* **REQUIRED WORK**
Transcribe each of the records below exactly, excluding all pictures.

* **EXCERPTED RECORDS**
= = = = = = =
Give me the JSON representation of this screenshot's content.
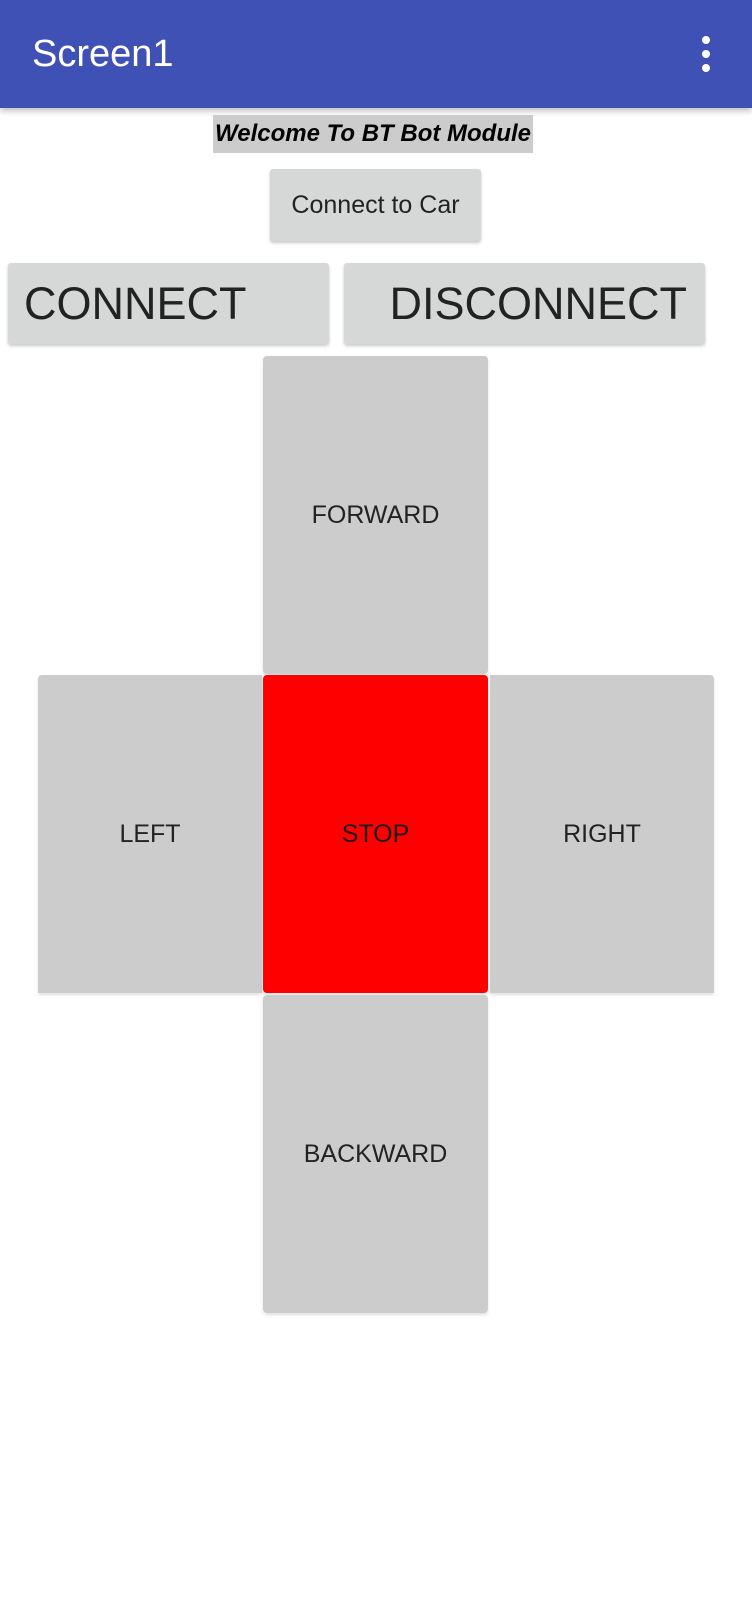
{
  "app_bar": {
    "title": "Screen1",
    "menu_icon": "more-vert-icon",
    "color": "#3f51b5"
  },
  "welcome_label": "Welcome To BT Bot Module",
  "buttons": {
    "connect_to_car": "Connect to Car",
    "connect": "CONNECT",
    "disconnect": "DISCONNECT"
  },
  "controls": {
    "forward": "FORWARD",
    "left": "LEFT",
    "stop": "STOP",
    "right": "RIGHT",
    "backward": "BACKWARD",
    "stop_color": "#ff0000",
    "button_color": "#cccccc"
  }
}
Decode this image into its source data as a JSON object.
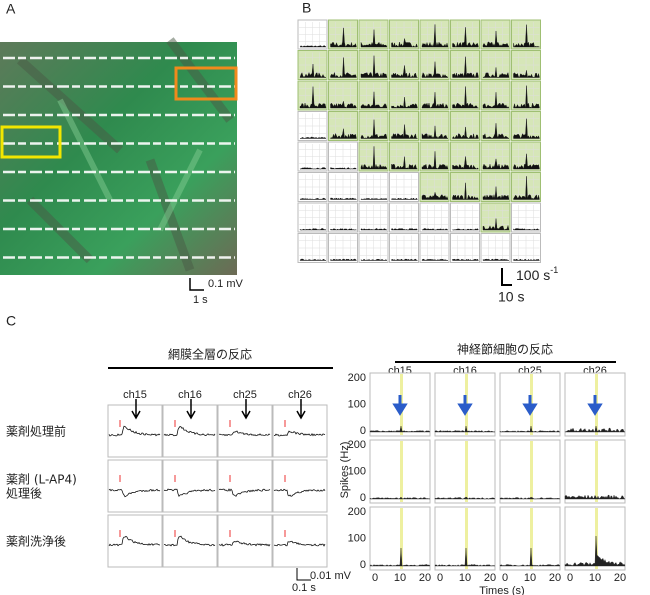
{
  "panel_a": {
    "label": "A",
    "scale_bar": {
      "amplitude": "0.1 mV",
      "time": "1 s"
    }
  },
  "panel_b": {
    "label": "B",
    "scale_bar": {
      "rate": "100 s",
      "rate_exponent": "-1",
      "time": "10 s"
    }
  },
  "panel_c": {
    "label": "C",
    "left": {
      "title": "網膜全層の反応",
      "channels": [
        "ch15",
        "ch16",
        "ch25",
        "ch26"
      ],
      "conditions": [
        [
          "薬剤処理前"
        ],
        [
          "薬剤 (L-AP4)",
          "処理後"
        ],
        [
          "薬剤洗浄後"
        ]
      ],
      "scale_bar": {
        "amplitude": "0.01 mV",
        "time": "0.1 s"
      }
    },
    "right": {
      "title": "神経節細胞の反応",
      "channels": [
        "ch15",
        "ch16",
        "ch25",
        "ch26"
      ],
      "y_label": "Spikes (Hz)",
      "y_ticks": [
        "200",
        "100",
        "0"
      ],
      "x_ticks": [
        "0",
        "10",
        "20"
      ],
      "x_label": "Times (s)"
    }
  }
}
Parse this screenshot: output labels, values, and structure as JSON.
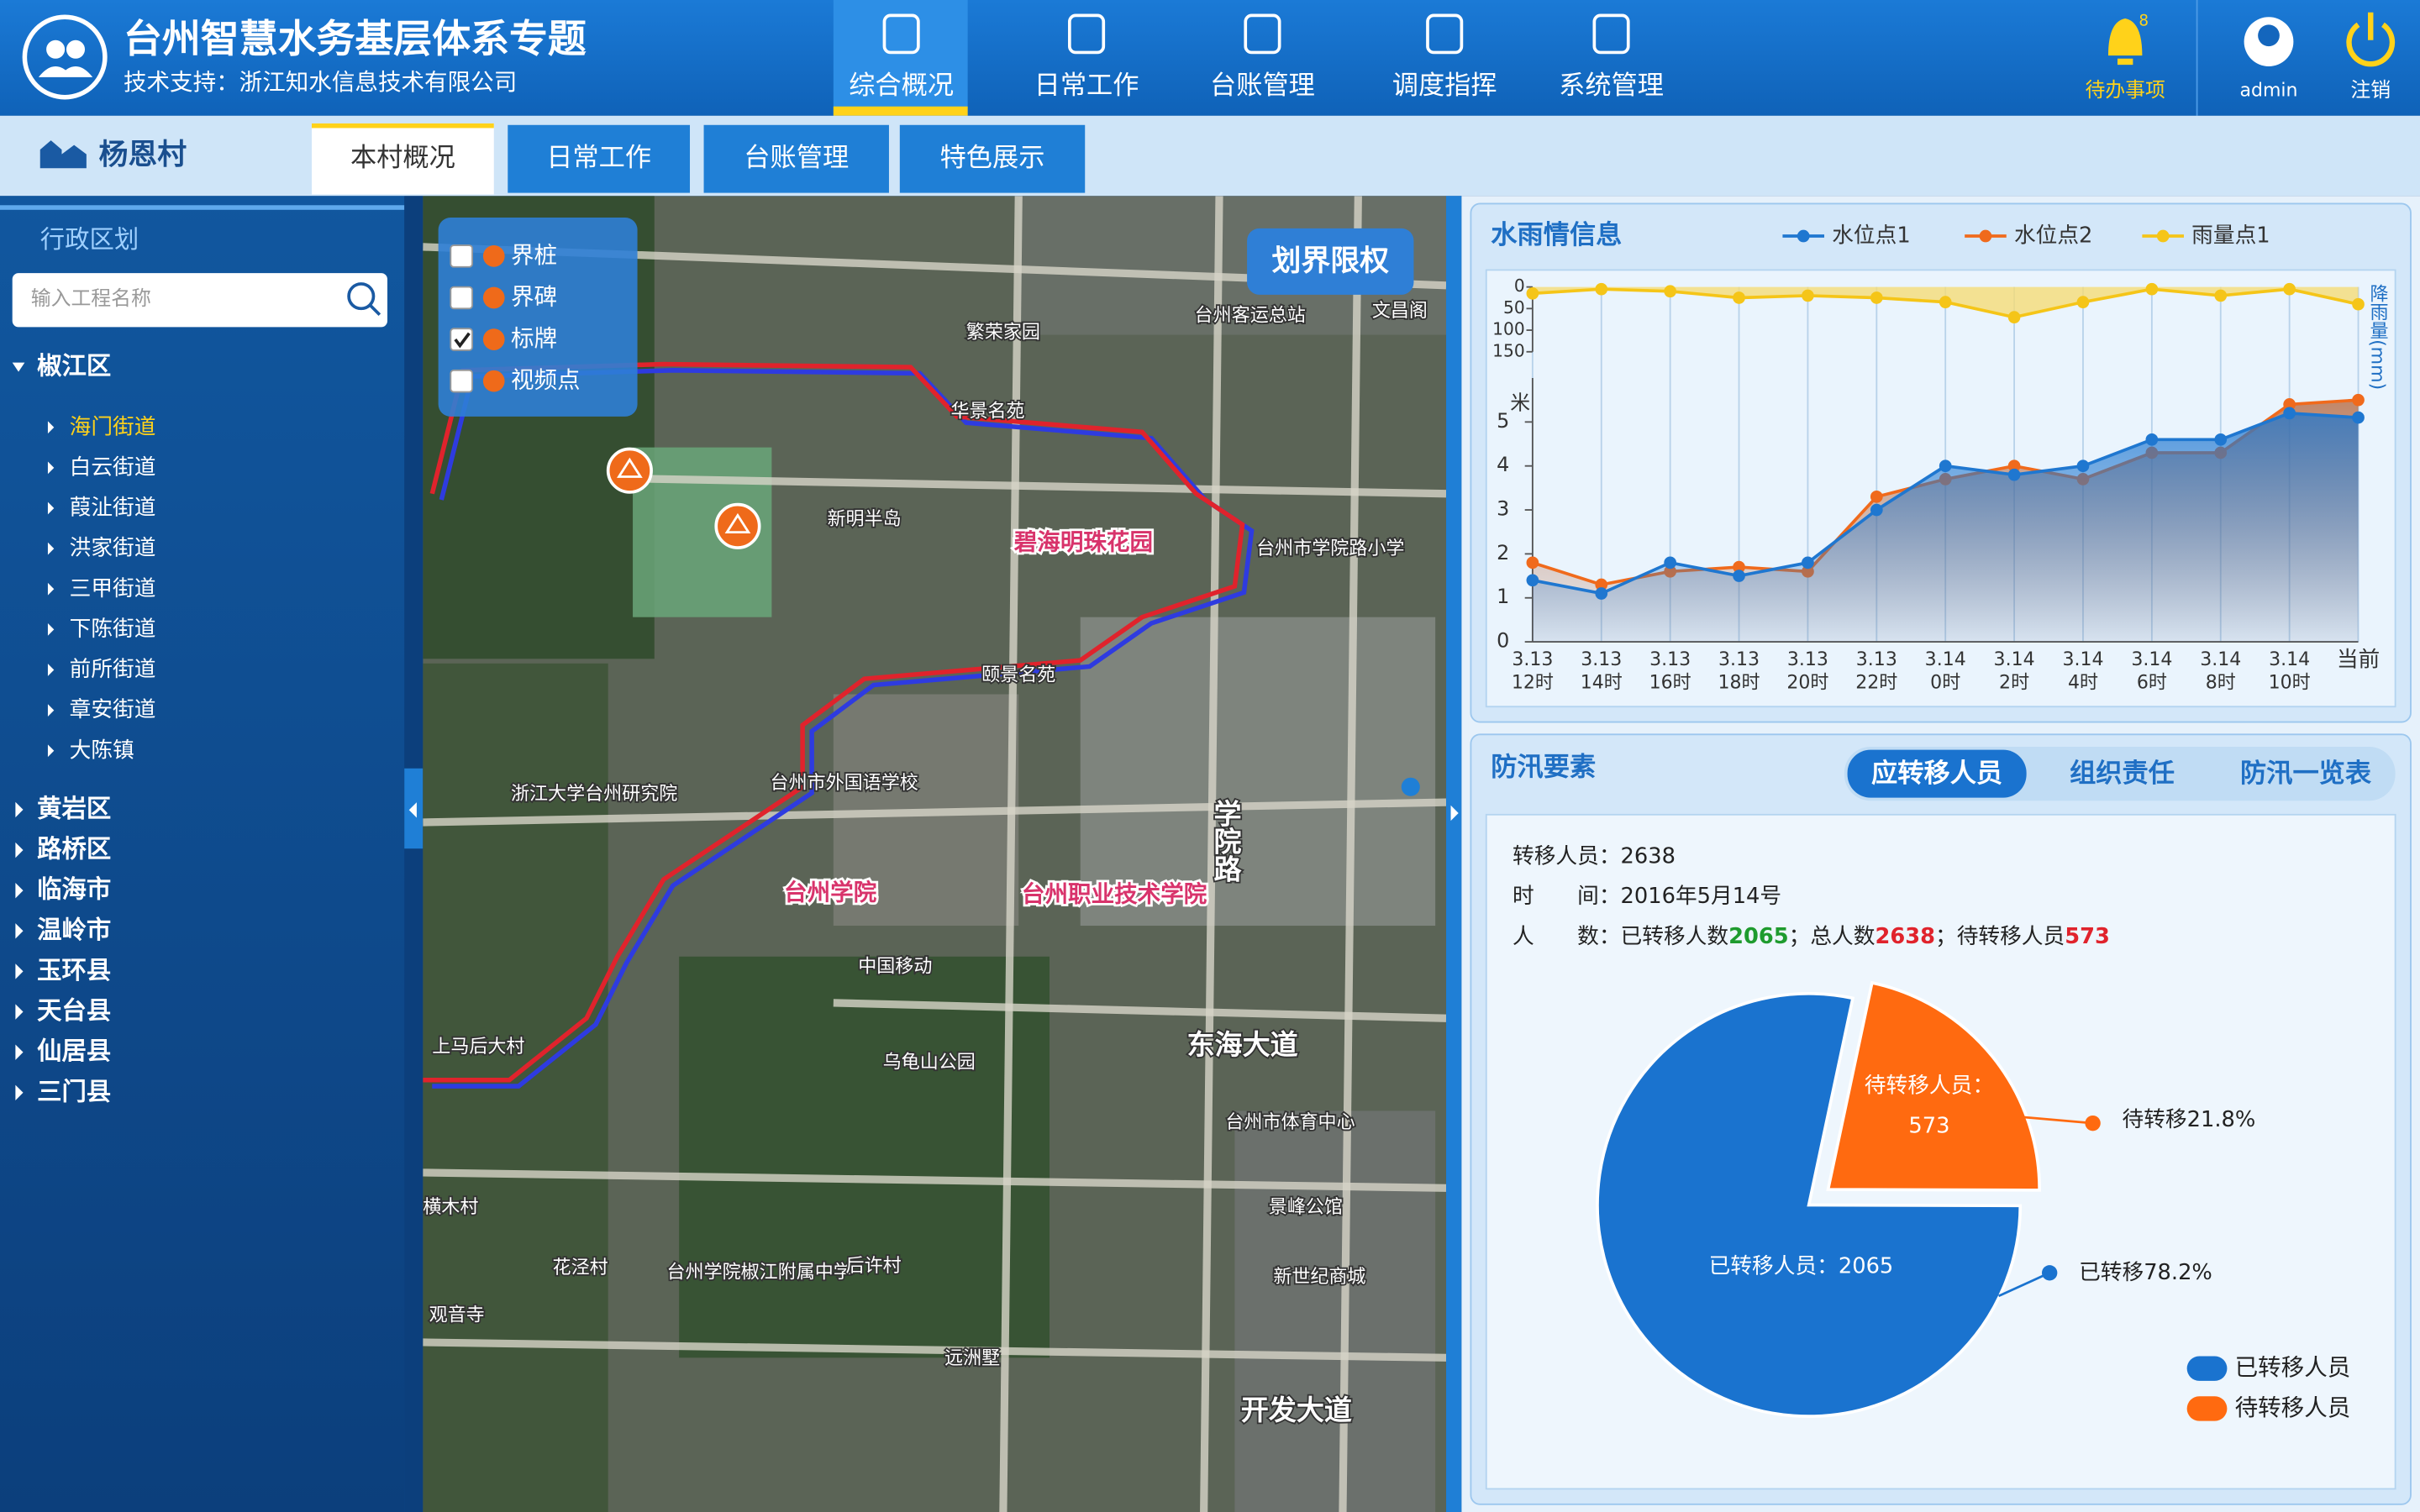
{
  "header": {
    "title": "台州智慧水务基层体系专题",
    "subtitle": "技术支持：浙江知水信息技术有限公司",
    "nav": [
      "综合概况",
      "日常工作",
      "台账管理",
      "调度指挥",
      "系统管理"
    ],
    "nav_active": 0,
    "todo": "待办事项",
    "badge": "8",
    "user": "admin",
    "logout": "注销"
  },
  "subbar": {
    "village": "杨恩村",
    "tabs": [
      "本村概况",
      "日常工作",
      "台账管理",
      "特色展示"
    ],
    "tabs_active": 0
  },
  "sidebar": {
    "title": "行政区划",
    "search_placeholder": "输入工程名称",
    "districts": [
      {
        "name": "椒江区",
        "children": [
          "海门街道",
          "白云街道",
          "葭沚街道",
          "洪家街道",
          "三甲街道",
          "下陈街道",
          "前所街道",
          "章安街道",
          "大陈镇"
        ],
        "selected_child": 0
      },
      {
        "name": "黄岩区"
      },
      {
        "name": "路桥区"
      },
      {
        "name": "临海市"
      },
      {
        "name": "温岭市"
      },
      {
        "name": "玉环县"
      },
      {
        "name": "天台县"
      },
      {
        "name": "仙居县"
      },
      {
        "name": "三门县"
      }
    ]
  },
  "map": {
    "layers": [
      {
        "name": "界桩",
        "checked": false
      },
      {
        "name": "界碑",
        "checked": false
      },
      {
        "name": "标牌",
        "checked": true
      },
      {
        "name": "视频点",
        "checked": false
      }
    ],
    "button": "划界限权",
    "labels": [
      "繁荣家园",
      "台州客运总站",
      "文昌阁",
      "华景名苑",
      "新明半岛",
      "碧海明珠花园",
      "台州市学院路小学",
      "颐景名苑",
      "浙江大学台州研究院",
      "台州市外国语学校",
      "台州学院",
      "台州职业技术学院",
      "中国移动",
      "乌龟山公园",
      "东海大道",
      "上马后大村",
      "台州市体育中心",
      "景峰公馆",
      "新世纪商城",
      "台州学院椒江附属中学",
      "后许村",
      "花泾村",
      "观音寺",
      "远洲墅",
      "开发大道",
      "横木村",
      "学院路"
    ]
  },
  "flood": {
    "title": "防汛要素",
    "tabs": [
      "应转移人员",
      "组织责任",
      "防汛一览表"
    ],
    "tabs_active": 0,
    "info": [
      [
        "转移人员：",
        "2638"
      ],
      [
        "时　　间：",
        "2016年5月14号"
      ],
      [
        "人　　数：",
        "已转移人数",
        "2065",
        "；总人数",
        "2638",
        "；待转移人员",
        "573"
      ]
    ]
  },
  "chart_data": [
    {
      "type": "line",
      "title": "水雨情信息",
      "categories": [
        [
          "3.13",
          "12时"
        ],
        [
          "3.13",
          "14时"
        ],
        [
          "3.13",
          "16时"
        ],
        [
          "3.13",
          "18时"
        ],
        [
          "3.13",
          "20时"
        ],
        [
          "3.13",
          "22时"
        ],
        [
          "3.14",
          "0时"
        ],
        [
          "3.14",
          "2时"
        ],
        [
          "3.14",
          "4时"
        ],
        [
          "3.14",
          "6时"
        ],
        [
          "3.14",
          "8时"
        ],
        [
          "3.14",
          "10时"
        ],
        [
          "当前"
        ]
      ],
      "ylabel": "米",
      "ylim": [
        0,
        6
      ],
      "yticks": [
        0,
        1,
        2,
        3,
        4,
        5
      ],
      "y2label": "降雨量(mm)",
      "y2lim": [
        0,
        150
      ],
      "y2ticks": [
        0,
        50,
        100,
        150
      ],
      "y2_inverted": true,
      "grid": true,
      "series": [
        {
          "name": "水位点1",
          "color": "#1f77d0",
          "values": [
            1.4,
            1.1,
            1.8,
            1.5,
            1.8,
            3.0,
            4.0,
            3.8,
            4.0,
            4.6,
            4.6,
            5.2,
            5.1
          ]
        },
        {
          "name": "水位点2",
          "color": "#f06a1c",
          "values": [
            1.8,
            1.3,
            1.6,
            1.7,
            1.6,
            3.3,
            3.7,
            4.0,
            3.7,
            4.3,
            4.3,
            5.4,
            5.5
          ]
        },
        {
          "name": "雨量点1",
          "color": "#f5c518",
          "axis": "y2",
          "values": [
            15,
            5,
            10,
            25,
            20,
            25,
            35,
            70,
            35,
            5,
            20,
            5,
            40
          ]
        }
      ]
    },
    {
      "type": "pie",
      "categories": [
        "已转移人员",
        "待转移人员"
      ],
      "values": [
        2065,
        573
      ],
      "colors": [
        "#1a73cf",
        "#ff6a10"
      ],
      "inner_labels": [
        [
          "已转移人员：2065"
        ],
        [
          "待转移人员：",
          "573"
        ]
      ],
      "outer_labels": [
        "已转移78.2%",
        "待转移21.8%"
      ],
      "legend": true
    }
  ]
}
= = = = = = =
* **WRITTEN RESPONSE**
Give me the JSON representation of this screenshot's content.
{
  "app_bar": {
    "title": "Screen1",
    "menu_icon": "more-vert-icon",
    "color": "#3f51b5"
  },
  "welcome_label": "Welcome To BT Bot Module",
  "buttons": {
    "connect_to_car": "Connect to Car",
    "connect": "CONNECT",
    "disconnect": "DISCONNECT"
  },
  "controls": {
    "forward": "FORWARD",
    "left": "LEFT",
    "stop": "STOP",
    "right": "RIGHT",
    "backward": "BACKWARD",
    "stop_color": "#ff0000",
    "button_color": "#cccccc"
  }
}
Decode this image into its source data as a JSON object.
{
  "panel_a": {
    "label": "A",
    "scale_bar": {
      "amplitude": "0.1 mV",
      "time": "1 s"
    }
  },
  "panel_b": {
    "label": "B",
    "scale_bar": {
      "rate": "100 s",
      "rate_exponent": "-1",
      "time": "10 s"
    }
  },
  "panel_c": {
    "label": "C",
    "left": {
      "title": "網膜全層の反応",
      "channels": [
        "ch15",
        "ch16",
        "ch25",
        "ch26"
      ],
      "conditions": [
        [
          "薬剤処理前"
        ],
        [
          "薬剤 (L-AP4)",
          "処理後"
        ],
        [
          "薬剤洗浄後"
        ]
      ],
      "scale_bar": {
        "amplitude": "0.01 mV",
        "time": "0.1 s"
      }
    },
    "right": {
      "title": "神経節細胞の反応",
      "channels": [
        "ch15",
        "ch16",
        "ch25",
        "ch26"
      ],
      "y_label": "Spikes (Hz)",
      "y_ticks": [
        "200",
        "100",
        "0"
      ],
      "x_ticks": [
        "0",
        "10",
        "20"
      ],
      "x_label": "Times (s)"
    }
  }
}
Parse this screenshot: output labels, values, and structure as JSON.
{
  "header": {
    "title": "台州智慧水务基层体系专题",
    "subtitle": "技术支持：浙江知水信息技术有限公司",
    "nav": [
      "综合概况",
      "日常工作",
      "台账管理",
      "调度指挥",
      "系统管理"
    ],
    "nav_active": 0,
    "todo": "待办事项",
    "badge": "8",
    "user": "admin",
    "logout": "注销"
  },
  "subbar": {
    "village": "杨恩村",
    "tabs": [
      "本村概况",
      "日常工作",
      "台账管理",
      "特色展示"
    ],
    "tabs_active": 0
  },
  "sidebar": {
    "title": "行政区划",
    "search_placeholder": "输入工程名称",
    "districts": [
      {
        "name": "椒江区",
        "children": [
          "海门街道",
          "白云街道",
          "葭沚街道",
          "洪家街道",
          "三甲街道",
          "下陈街道",
          "前所街道",
          "章安街道",
          "大陈镇"
        ],
        "selected_child": 0
      },
      {
        "name": "黄岩区"
      },
      {
        "name": "路桥区"
      },
      {
        "name": "临海市"
      },
      {
        "name": "温岭市"
      },
      {
        "name": "玉环县"
      },
      {
        "name": "天台县"
      },
      {
        "name": "仙居县"
      },
      {
        "name": "三门县"
      }
    ]
  },
  "map": {
    "layers": [
      {
        "name": "界桩",
        "checked": false
      },
      {
        "name": "界碑",
        "checked": false
      },
      {
        "name": "标牌",
        "checked": true
      },
      {
        "name": "视频点",
        "checked": false
      }
    ],
    "button": "划界限权",
    "labels": [
      "繁荣家园",
      "台州客运总站",
      "文昌阁",
      "华景名苑",
      "新明半岛",
      "碧海明珠花园",
      "台州市学院路小学",
      "颐景名苑",
      "浙江大学台州研究院",
      "台州市外国语学校",
      "台州学院",
      "台州职业技术学院",
      "中国移动",
      "乌龟山公园",
      "东海大道",
      "上马后大村",
      "台州市体育中心",
      "景峰公馆",
      "新世纪商城",
      "台州学院椒江附属中学",
      "后许村",
      "花泾村",
      "观音寺",
      "远洲墅",
      "开发大道",
      "横木村",
      "学院路"
    ]
  },
  "flood": {
    "title": "防汛要素",
    "tabs": [
      "应转移人员",
      "组织责任",
      "防汛一览表"
    ],
    "tabs_active": 0,
    "info": [
      [
        "转移人员：",
        "2638"
      ],
      [
        "时　　间：",
        "2016年5月14号"
      ],
      [
        "人　　数：",
        "已转移人数",
        "2065",
        "；总人数",
        "2638",
        "；待转移人员",
        "573"
      ]
    ]
  },
  "chart_data": [
    {
      "type": "line",
      "title": "水雨情信息",
      "categories": [
        [
          "3.13",
          "12时"
        ],
        [
          "3.13",
          "14时"
        ],
        [
          "3.13",
          "16时"
        ],
        [
          "3.13",
          "18时"
        ],
        [
          "3.13",
          "20时"
        ],
        [
          "3.13",
          "22时"
        ],
        [
          "3.14",
          "0时"
        ],
        [
          "3.14",
          "2时"
        ],
        [
          "3.14",
          "4时"
        ],
        [
          "3.14",
          "6时"
        ],
        [
          "3.14",
          "8时"
        ],
        [
          "3.14",
          "10时"
        ],
        [
          "当前"
        ]
      ],
      "ylabel": "米",
      "ylim": [
        0,
        6
      ],
      "yticks": [
        0,
        1,
        2,
        3,
        4,
        5
      ],
      "y2label": "降雨量(mm)",
      "y2lim": [
        0,
        150
      ],
      "y2ticks": [
        0,
        50,
        100,
        150
      ],
      "y2_inverted": true,
      "grid": true,
      "series": [
        {
          "name": "水位点1",
          "color": "#1f77d0",
          "values": [
            1.4,
            1.1,
            1.8,
            1.5,
            1.8,
            3.0,
            4.0,
            3.8,
            4.0,
            4.6,
            4.6,
            5.2,
            5.1
          ]
        },
        {
          "name": "水位点2",
          "color": "#f06a1c",
          "values": [
            1.8,
            1.3,
            1.6,
            1.7,
            1.6,
            3.3,
            3.7,
            4.0,
            3.7,
            4.3,
            4.3,
            5.4,
            5.5
          ]
        },
        {
          "name": "雨量点1",
          "color": "#f5c518",
          "axis": "y2",
          "values": [
            15,
            5,
            10,
            25,
            20,
            25,
            35,
            70,
            35,
            5,
            20,
            5,
            40
          ]
        }
      ]
    },
    {
      "type": "pie",
      "categories": [
        "已转移人员",
        "待转移人员"
      ],
      "values": [
        2065,
        573
      ],
      "colors": [
        "#1a73cf",
        "#ff6a10"
      ],
      "inner_labels": [
        [
          "已转移人员：2065"
        ],
        [
          "待转移人员：",
          "573"
        ]
      ],
      "outer_labels": [
        "已转移78.2%",
        "待转移21.8%"
      ],
      "legend": true
    }
  ]
}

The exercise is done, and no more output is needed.